◆ **YOUR TASK**
Repeat the material verbatim and drop the pictures.

————

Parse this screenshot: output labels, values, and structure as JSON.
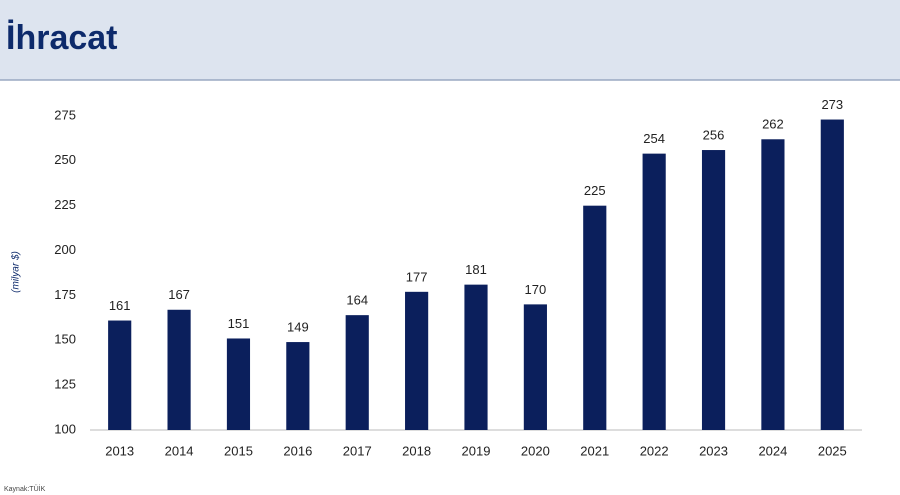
{
  "chart_data": {
    "type": "bar",
    "title": "İhracat",
    "y_label": "(milyar $)",
    "source": "Kaynak:TÜİK",
    "categories": [
      "2013",
      "2014",
      "2015",
      "2016",
      "2017",
      "2018",
      "2019",
      "2020",
      "2021",
      "2022",
      "2023",
      "2024",
      "2025"
    ],
    "values": [
      161,
      167,
      151,
      149,
      164,
      177,
      181,
      170,
      225,
      254,
      256,
      262,
      273
    ],
    "color": "#0b1f5c",
    "ylim": [
      100,
      285
    ],
    "yticks": [
      100,
      125,
      150,
      175,
      200,
      225,
      250,
      275
    ],
    "grid": false
  }
}
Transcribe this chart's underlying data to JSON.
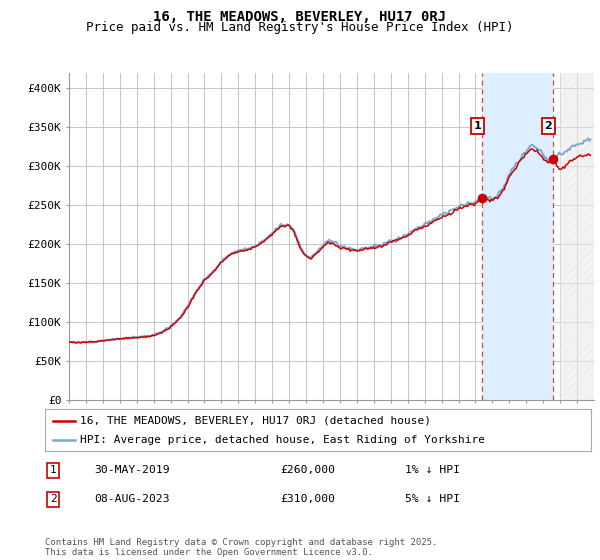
{
  "title": "16, THE MEADOWS, BEVERLEY, HU17 0RJ",
  "subtitle": "Price paid vs. HM Land Registry's House Price Index (HPI)",
  "ylim": [
    0,
    420000
  ],
  "yticks": [
    0,
    50000,
    100000,
    150000,
    200000,
    250000,
    300000,
    350000,
    400000
  ],
  "ytick_labels": [
    "£0",
    "£50K",
    "£100K",
    "£150K",
    "£200K",
    "£250K",
    "£300K",
    "£350K",
    "£400K"
  ],
  "hpi_color": "#7aaad0",
  "price_color": "#cc0000",
  "grid_color": "#bbbbbb",
  "bg_color": "#ffffff",
  "shade_color": "#ddeeff",
  "hatch_color": "#cccccc",
  "vline_color": "#dd4444",
  "sale1_x": 2019.41,
  "sale1_price": 260000,
  "sale1_hpi": 260000,
  "sale1_text": "30-MAY-2019",
  "sale1_pct": "1% ↓ HPI",
  "sale2_x": 2023.6,
  "sale2_price": 310000,
  "sale2_hpi": 310000,
  "sale2_text": "08-AUG-2023",
  "sale2_pct": "5% ↓ HPI",
  "legend_line1": "16, THE MEADOWS, BEVERLEY, HU17 0RJ (detached house)",
  "legend_line2": "HPI: Average price, detached house, East Riding of Yorkshire",
  "footnote": "Contains HM Land Registry data © Crown copyright and database right 2025.\nThis data is licensed under the Open Government Licence v3.0.",
  "title_fontsize": 10,
  "subtitle_fontsize": 9,
  "tick_fontsize": 8,
  "legend_fontsize": 8,
  "footnote_fontsize": 6.5,
  "xlim_start": 1995,
  "xlim_end": 2026,
  "hatch_start": 2024.0
}
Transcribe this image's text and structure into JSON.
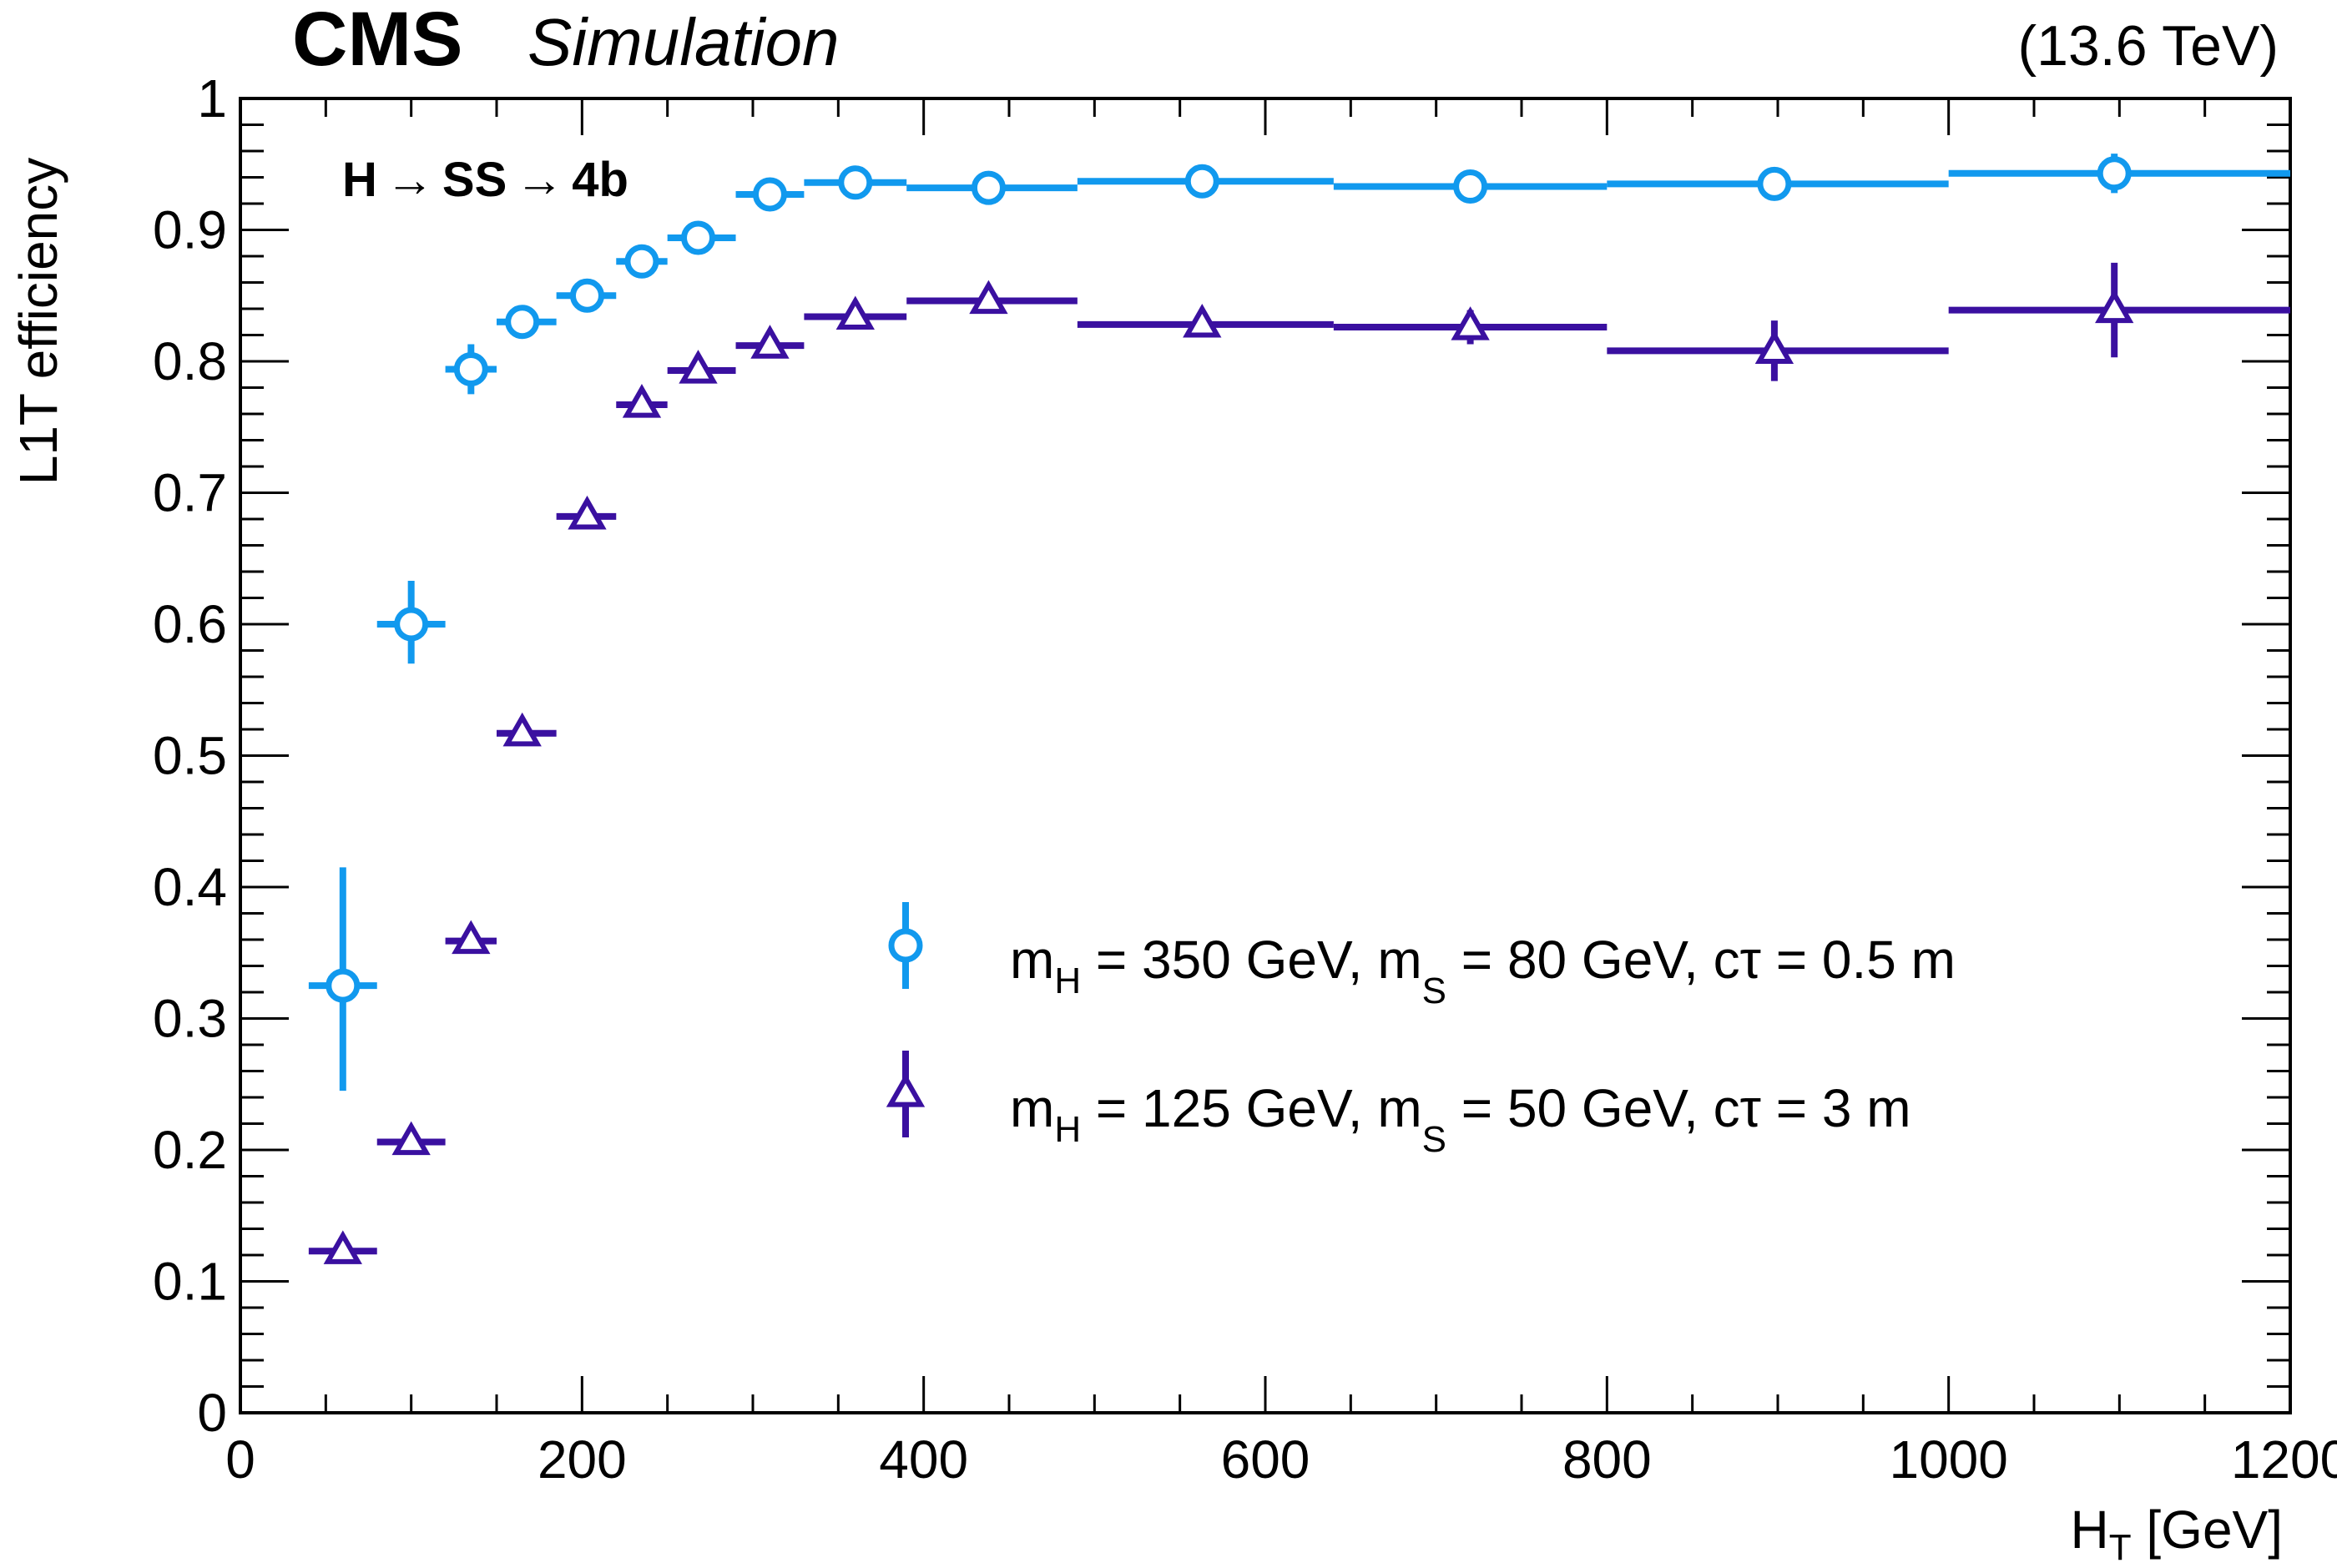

————

◆ **SOLUTION TO THIS EXERCISE**
Parse this screenshot: output labels, values, and structure as JSON.
{
  "chart_data": {
    "type": "bar",
    "title": "İhracat",
    "y_label": "(milyar $)",
    "source": "Kaynak:TÜİK",
    "categories": [
      "2013",
      "2014",
      "2015",
      "2016",
      "2017",
      "2018",
      "2019",
      "2020",
      "2021",
      "2022",
      "2023",
      "2024",
      "2025"
    ],
    "values": [
      161,
      167,
      151,
      149,
      164,
      177,
      181,
      170,
      225,
      254,
      256,
      262,
      273
    ],
    "color": "#0b1f5c",
    "ylim": [
      100,
      285
    ],
    "yticks": [
      100,
      125,
      150,
      175,
      200,
      225,
      250,
      275
    ],
    "grid": false
  }
}
Transcribe this chart's underlying data to JSON.
{
  "title": "16, THE MEADOWS, BEVERLEY, HU17 0RJ",
  "subtitle": "Price paid vs. HM Land Registry's House Price Index (HPI)",
  "ylim": [
    0,
    420000
  ],
  "yticks": [
    0,
    50000,
    100000,
    150000,
    200000,
    250000,
    300000,
    350000,
    400000
  ],
  "ytick_labels": [
    "£0",
    "£50K",
    "£100K",
    "£150K",
    "£200K",
    "£250K",
    "£300K",
    "£350K",
    "£400K"
  ],
  "hpi_color": "#7aaad0",
  "price_color": "#cc0000",
  "grid_color": "#bbbbbb",
  "bg_color": "#ffffff",
  "shade_color": "#ddeeff",
  "hatch_color": "#cccccc",
  "vline_color": "#dd4444",
  "sale1_x": 2019.41,
  "sale1_price": 260000,
  "sale1_hpi": 260000,
  "sale1_text": "30-MAY-2019",
  "sale1_pct": "1% ↓ HPI",
  "sale2_x": 2023.6,
  "sale2_price": 310000,
  "sale2_hpi": 310000,
  "sale2_text": "08-AUG-2023",
  "sale2_pct": "5% ↓ HPI",
  "legend_line1": "16, THE MEADOWS, BEVERLEY, HU17 0RJ (detached house)",
  "legend_line2": "HPI: Average price, detached house, East Riding of Yorkshire",
  "footnote": "Contains HM Land Registry data © Crown copyright and database right 2025.\nThis data is licensed under the Open Government Licence v3.0.",
  "title_fontsize": 10,
  "subtitle_fontsize": 9,
  "tick_fontsize": 8,
  "legend_fontsize": 8,
  "footnote_fontsize": 6.5,
  "xlim_start": 1995,
  "xlim_end": 2026,
  "hatch_start": 2024.0
}
Transcribe this image's text and structure into JSON.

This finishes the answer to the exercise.